**WRITTEN PROBLEM**.
Can you transcribe every entry word for word, skipping the images?

**GIVEN INFORMATION**.
%%

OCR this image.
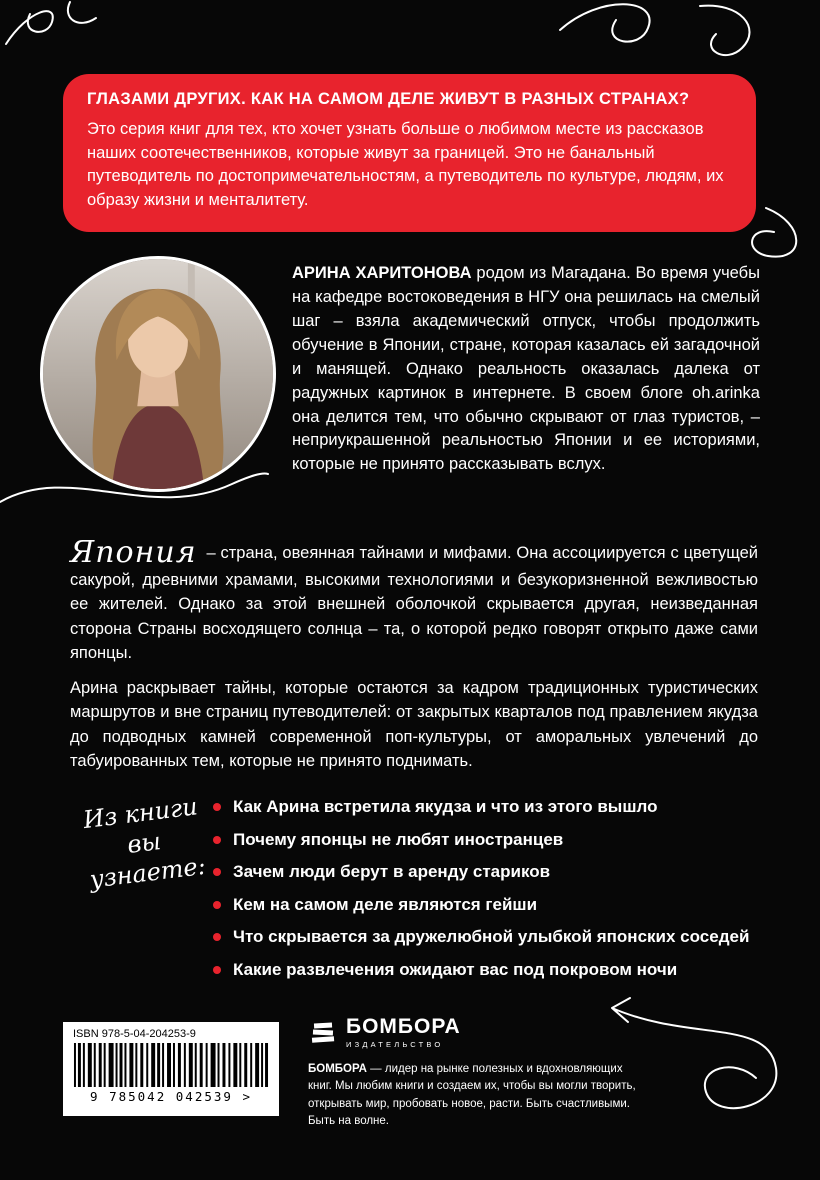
ГЛАЗАМИ ДРУГИХ. КАК НА САМОМ ДЕЛЕ ЖИВУТ В РАЗНЫХ СТРАНАХ?
Это серия книг для тех, кто хочет узнать больше о любимом месте из рассказов наших соотечественников, которые живут за границей. Это не банальный путеводитель по достопримечательностям, а путеводитель по культуре, людям, их образу жизни и менталитету.

АРИНА ХАРИТОНОВА родом из Магадана. Во время учебы на кафедре востоковедения в НГУ она решилась на смелый шаг – взяла академический отпуск, чтобы продолжить обучение в Японии, стране, которая казалась ей загадочной и манящей. Однако реальность оказалась далека от радужных картинок в интернете. В своем блоге oh.arinka она делится тем, что обычно скрывают от глаз туристов, – неприукрашенной реальностью Японии и ее историями, которые не принято рассказывать вслух.

Япония – страна, овеянная тайнами и мифами. Она ассоциируется с цветущей сакурой, древними храмами, высокими технологиями и безукоризненной вежливостью ее жителей. Однако за этой внешней оболочкой скрывается другая, неизведанная сторона Страны восходящего солнца – та, о которой редко говорят открыто даже сами японцы.

Арина раскрывает тайны, которые остаются за кадром традиционных туристических маршрутов и вне страниц путеводителей: от закрытых кварталов под правлением якудза до подводных камней современной поп-культуры, от аморальных увлечений до табуированных тем, которые не принято поднимать.

Из книги
вы узнаете:
Как Арина встретила якудза и что из этого вышло
Почему японцы не любят иностранцев
Зачем люди берут в аренду стариков
Кем на самом деле являются гейши
Что скрывается за дружелюбной улыбкой японских соседей
Какие развлечения ожидают вас под покровом ночи
ISBN 978-5-04-204253-9
9 785042 042539 >
БОМБОРА
ИЗДАТЕЛЬСТВО

БОМБОРА — лидер на рынке полезных и вдохновляющих книг. Мы любим книги и создаем их, чтобы вы могли творить, открывать мир, пробовать новое, расти. Быть счастливыми. Быть на волне.
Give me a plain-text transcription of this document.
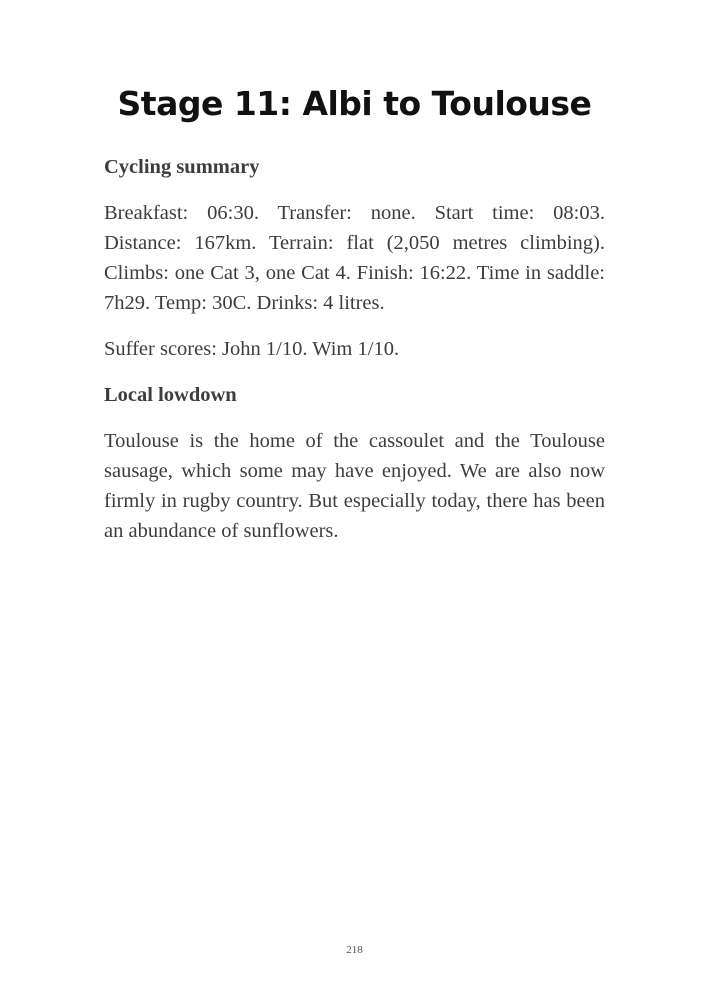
Stage 11: Albi to Toulouse
Cycling summary

Breakfast: 06:30. Transfer: none. Start time: 08:03. Distance: 167km. Terrain: flat (2,050 metres climbing). Climbs: one Cat 3, one Cat 4. Finish: 16:22. Time in saddle: 7h29. Temp: 30C. Drinks: 4 litres.

Suffer scores: John 1/10. Wim 1/10.

Local lowdown

Toulouse is the home of the cassoulet and the Toulouse sausage, which some may have enjoyed. We are also now firmly in rugby country. But especially today, there has been an abundance of sunflowers.

218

%%

**CORRECT RESULT**.
OCR this image.
ГЛАЗАМИ ДРУГИХ. КАК НА САМОМ ДЕЛЕ ЖИВУТ В РАЗНЫХ СТРАНАХ?
Это серия книг для тех, кто хочет узнать больше о любимом месте из рассказов наших соотечественников, которые живут за границей. Это не банальный путеводитель по достопримечательностям, а путеводитель по культуре, людям, их образу жизни и менталитету.

АРИНА ХАРИТОНОВА родом из Магадана. Во время учебы на кафедре востоковедения в НГУ она решилась на смелый шаг – взяла академический отпуск, чтобы продолжить обучение в Японии, стране, которая казалась ей загадочной и манящей. Однако реальность оказалась далека от радужных картинок в интернете. В своем блоге oh.arinka она делится тем, что обычно скрывают от глаз туристов, – неприукрашенной реальностью Японии и ее историями, которые не принято рассказывать вслух.

Япония – страна, овеянная тайнами и мифами. Она ассоциируется с цветущей сакурой, древними храмами, высокими технологиями и безукоризненной вежливостью ее жителей. Однако за этой внешней оболочкой скрывается другая, неизведанная сторона Страны восходящего солнца – та, о которой редко говорят открыто даже сами японцы.

Арина раскрывает тайны, которые остаются за кадром традиционных туристических маршрутов и вне страниц путеводителей: от закрытых кварталов под правлением якудза до подводных камней современной поп-культуры, от аморальных увлечений до табуированных тем, которые не принято поднимать.

Из книги
вы узнаете:
Как Арина встретила якудза и что из этого вышло
Почему японцы не любят иностранцев
Зачем люди берут в аренду стариков
Кем на самом деле являются гейши
Что скрывается за дружелюбной улыбкой японских соседей
Какие развлечения ожидают вас под покровом ночи
ISBN 978-5-04-204253-9
9 785042 042539 >
БОМБОРА
ИЗДАТЕЛЬСТВО

БОМБОРА — лидер на рынке полезных и вдохновляющих книг. Мы любим книги и создаем их, чтобы вы могли творить, открывать мир, пробовать новое, расти. Быть счастливыми. Быть на волне.
Give me a plain-text transcription of this document.
Stage 11: Albi to Toulouse
Cycling summary

Breakfast: 06:30. Transfer: none. Start time: 08:03. Distance: 167km. Terrain: flat (2,050 metres climbing). Climbs: one Cat 3, one Cat 4. Finish: 16:22. Time in saddle: 7h29. Temp: 30C. Drinks: 4 litres.

Suffer scores: John 1/10. Wim 1/10.

Local lowdown

Toulouse is the home of the cassoulet and the Toulouse sausage, which some may have enjoyed. We are also now firmly in rugby country. But especially today, there has been an abundance of sunflowers.

218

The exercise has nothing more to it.